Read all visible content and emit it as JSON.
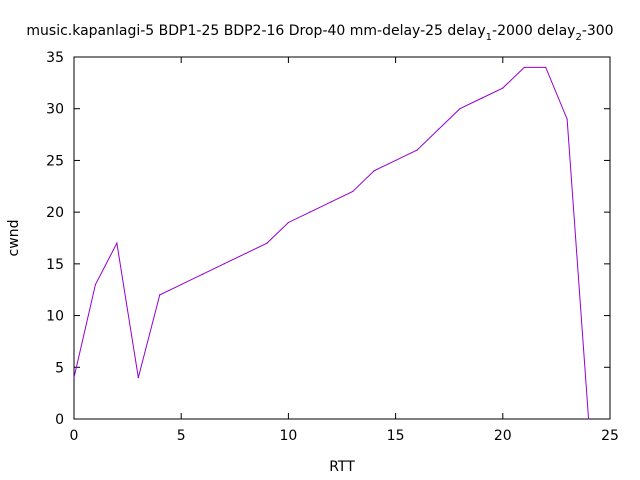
{
  "chart_data": {
    "type": "line",
    "title": {
      "prefix": "music.kapanlagi-5 BDP1-25 BDP2-16 Drop-40 mm-delay-25 delay",
      "sub1": "1",
      "mid": "-2000 delay",
      "sub2": "2",
      "suffix": "-300"
    },
    "xlabel": "RTT",
    "ylabel": "cwnd",
    "xlim": [
      0,
      25
    ],
    "ylim": [
      0,
      35
    ],
    "xticks": [
      "0",
      "5",
      "10",
      "15",
      "20",
      "25"
    ],
    "yticks": [
      "0",
      "5",
      "10",
      "15",
      "20",
      "25",
      "30",
      "35"
    ],
    "grid": false,
    "series": [
      {
        "color": "#9400d3",
        "x": [
          0,
          1,
          2,
          3,
          4,
          5,
          6,
          7,
          8,
          9,
          10,
          11,
          12,
          13,
          14,
          15,
          16,
          17,
          18,
          19,
          20,
          21,
          22,
          23,
          24
        ],
        "y": [
          4,
          13,
          17,
          4,
          12,
          13,
          14,
          15,
          16,
          17,
          19,
          20,
          21,
          22,
          24,
          25,
          26,
          28,
          30,
          31,
          32,
          34,
          34,
          29,
          0
        ]
      }
    ]
  }
}
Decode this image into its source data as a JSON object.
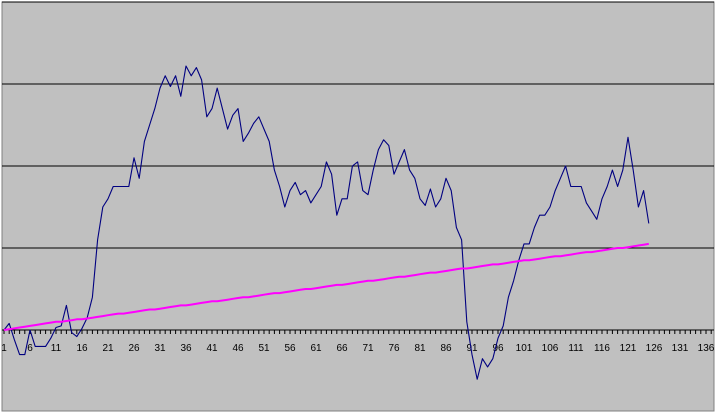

■ ■ ■ ■ ■

TO BE DONE: Leave out the pictures and copy everything else in the records word for word.

OUTPUT:
Read all visible content and emit it as JSON.
{
  "chart_data": {
    "type": "line",
    "title": {
      "prefix": "music.kapanlagi-5 BDP1-25 BDP2-16 Drop-40 mm-delay-25 delay",
      "sub1": "1",
      "mid": "-2000 delay",
      "sub2": "2",
      "suffix": "-300"
    },
    "xlabel": "RTT",
    "ylabel": "cwnd",
    "xlim": [
      0,
      25
    ],
    "ylim": [
      0,
      35
    ],
    "xticks": [
      "0",
      "5",
      "10",
      "15",
      "20",
      "25"
    ],
    "yticks": [
      "0",
      "5",
      "10",
      "15",
      "20",
      "25",
      "30",
      "35"
    ],
    "grid": false,
    "series": [
      {
        "color": "#9400d3",
        "x": [
          0,
          1,
          2,
          3,
          4,
          5,
          6,
          7,
          8,
          9,
          10,
          11,
          12,
          13,
          14,
          15,
          16,
          17,
          18,
          19,
          20,
          21,
          22,
          23,
          24
        ],
        "y": [
          4,
          13,
          17,
          4,
          12,
          13,
          14,
          15,
          16,
          17,
          19,
          20,
          21,
          22,
          24,
          25,
          26,
          28,
          30,
          31,
          32,
          34,
          34,
          29,
          0
        ]
      }
    ]
  }
}
Decode this image into its source data as a JSON object.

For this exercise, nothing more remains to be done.